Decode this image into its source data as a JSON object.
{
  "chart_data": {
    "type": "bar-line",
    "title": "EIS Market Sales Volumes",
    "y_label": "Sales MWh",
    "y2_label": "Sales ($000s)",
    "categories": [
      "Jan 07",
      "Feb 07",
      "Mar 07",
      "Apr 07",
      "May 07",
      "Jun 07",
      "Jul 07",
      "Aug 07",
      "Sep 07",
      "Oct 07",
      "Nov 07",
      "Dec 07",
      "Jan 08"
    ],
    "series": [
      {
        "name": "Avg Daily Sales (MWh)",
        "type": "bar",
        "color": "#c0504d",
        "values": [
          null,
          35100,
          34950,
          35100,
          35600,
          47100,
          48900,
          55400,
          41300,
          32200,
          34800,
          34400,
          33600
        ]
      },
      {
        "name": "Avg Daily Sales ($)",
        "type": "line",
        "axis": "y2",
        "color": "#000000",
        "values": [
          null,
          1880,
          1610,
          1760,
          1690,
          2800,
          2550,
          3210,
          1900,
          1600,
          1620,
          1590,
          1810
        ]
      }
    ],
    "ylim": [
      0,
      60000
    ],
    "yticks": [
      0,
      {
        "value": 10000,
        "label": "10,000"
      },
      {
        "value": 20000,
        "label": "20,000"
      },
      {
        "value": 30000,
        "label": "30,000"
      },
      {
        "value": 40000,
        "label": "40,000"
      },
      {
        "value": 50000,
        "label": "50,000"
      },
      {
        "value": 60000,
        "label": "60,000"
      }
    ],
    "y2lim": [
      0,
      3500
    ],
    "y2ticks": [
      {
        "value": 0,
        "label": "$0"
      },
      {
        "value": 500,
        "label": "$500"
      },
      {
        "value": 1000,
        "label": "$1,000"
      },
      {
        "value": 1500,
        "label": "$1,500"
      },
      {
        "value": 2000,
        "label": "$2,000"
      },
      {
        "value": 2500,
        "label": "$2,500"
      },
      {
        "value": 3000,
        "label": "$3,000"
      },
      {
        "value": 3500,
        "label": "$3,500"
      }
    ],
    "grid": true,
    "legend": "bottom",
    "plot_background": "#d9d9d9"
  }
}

_What is required_: Give the number of lines in the entries above that include the string "Daily". No other output is expected.

_Problem solution_: 2